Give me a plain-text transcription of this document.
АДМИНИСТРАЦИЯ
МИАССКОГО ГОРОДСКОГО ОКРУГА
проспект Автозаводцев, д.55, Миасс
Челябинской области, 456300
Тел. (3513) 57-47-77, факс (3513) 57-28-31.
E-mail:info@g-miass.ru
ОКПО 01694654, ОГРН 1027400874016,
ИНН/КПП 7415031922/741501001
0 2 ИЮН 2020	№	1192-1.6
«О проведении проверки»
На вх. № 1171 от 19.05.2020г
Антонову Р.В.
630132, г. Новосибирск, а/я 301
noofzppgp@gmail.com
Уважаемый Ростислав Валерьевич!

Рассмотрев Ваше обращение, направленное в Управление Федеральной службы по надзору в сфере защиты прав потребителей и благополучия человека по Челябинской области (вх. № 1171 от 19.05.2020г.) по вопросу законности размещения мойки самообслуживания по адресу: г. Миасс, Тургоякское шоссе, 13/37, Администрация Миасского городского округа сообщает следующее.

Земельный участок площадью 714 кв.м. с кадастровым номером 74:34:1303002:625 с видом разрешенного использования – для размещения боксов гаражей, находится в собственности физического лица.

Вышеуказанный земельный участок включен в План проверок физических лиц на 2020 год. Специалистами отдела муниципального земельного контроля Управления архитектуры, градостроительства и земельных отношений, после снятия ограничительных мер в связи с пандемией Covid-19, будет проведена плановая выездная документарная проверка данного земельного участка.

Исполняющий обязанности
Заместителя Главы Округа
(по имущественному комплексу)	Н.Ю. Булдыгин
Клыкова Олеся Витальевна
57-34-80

------------------------------------------------------------

# [Task directions]
Transcribe each entry exactly.

# [Reply]
Give me a plain-text transcription of this document.
АДМИНИСТРАЦИЯ
МИАССКОГО ГОРОДСКОГО ОКРУГА
проспект Автозаводцев, д.55, Миасс
Челябинской области, 456300
Тел. (3513) 57-47-77, факс (3513) 57-28-31.
E-mail:info@g-miass.ru
ОКПО 01694654, ОГРН 1027400874016,
ИНН/КПП 7415031922/741501001
0 2 ИЮН 2020	№	1192-1.6
«О проведении проверки»
На вх. № 1171 от 19.05.2020г
Антонову Р.В.
630132, г. Новосибирск, а/я 301
noofzppgp@gmail.com
Уважаемый Ростислав Валерьевич!

Рассмотрев Ваше обращение, направленное в Управление Федеральной службы по надзору в сфере защиты прав потребителей и благополучия человека по Челябинской области (вх. № 1171 от 19.05.2020г.) по вопросу законности размещения мойки самообслуживания по адресу: г. Миасс, Тургоякское шоссе, 13/37, Администрация Миасского городского округа сообщает следующее.

Земельный участок площадью 714 кв.м. с кадастровым номером 74:34:1303002:625 с видом разрешенного использования – для размещения боксов гаражей, находится в собственности физического лица.

Вышеуказанный земельный участок включен в План проверок физических лиц на 2020 год. Специалистами отдела муниципального земельного контроля Управления архитектуры, градостроительства и земельных отношений, после снятия ограничительных мер в связи с пандемией Covid-19, будет проведена плановая выездная документарная проверка данного земельного участка.

Исполняющий обязанности
Заместителя Главы Округа
(по имущественному комплексу)	Н.Ю. Булдыгин
Клыкова Олеся Витальевна
57-34-80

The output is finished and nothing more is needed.